Your job is to restate each entry word for word.

> [Data in this exercise]
....
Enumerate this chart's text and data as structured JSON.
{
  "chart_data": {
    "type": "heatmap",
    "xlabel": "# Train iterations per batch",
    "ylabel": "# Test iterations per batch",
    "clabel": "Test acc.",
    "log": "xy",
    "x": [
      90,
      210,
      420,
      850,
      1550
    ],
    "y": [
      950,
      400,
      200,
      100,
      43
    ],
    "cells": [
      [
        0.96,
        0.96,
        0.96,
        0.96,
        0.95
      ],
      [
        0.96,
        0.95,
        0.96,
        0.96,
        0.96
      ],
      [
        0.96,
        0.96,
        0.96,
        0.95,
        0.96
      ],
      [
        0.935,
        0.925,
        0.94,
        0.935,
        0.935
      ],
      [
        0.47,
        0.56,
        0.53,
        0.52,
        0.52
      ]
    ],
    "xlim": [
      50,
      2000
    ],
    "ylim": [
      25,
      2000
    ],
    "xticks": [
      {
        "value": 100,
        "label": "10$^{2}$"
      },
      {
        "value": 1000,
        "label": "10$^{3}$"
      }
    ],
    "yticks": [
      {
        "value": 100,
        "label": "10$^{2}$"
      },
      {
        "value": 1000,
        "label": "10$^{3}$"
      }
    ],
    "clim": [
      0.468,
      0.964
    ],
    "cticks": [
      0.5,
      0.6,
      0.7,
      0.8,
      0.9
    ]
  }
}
....
> [Result of the task]
Enumerate this chart's text and data as structured JSON.
{
  "chart_data": {
    "type": "heatmap",
    "xlabel": "# Train iterations per batch",
    "ylabel": "# Test iterations per batch",
    "clabel": "Test acc.",
    "log": "xy",
    "x": [
      90,
      210,
      420,
      850,
      1550
    ],
    "y": [
      950,
      400,
      200,
      100,
      43
    ],
    "cells": [
      [
        0.96,
        0.96,
        0.96,
        0.96,
        0.95
      ],
      [
        0.96,
        0.95,
        0.96,
        0.96,
        0.96
      ],
      [
        0.96,
        0.96,
        0.96,
        0.95,
        0.96
      ],
      [
        0.935,
        0.925,
        0.94,
        0.935,
        0.935
      ],
      [
        0.47,
        0.56,
        0.53,
        0.52,
        0.52
      ]
    ],
    "xlim": [
      50,
      2000
    ],
    "ylim": [
      25,
      2000
    ],
    "xticks": [
      {
        "value": 100,
        "label": "10$^{2}$"
      },
      {
        "value": 1000,
        "label": "10$^{3}$"
      }
    ],
    "yticks": [
      {
        "value": 100,
        "label": "10$^{2}$"
      },
      {
        "value": 1000,
        "label": "10$^{3}$"
      }
    ],
    "clim": [
      0.468,
      0.964
    ],
    "cticks": [
      0.5,
      0.6,
      0.7,
      0.8,
      0.9
    ]
  }
}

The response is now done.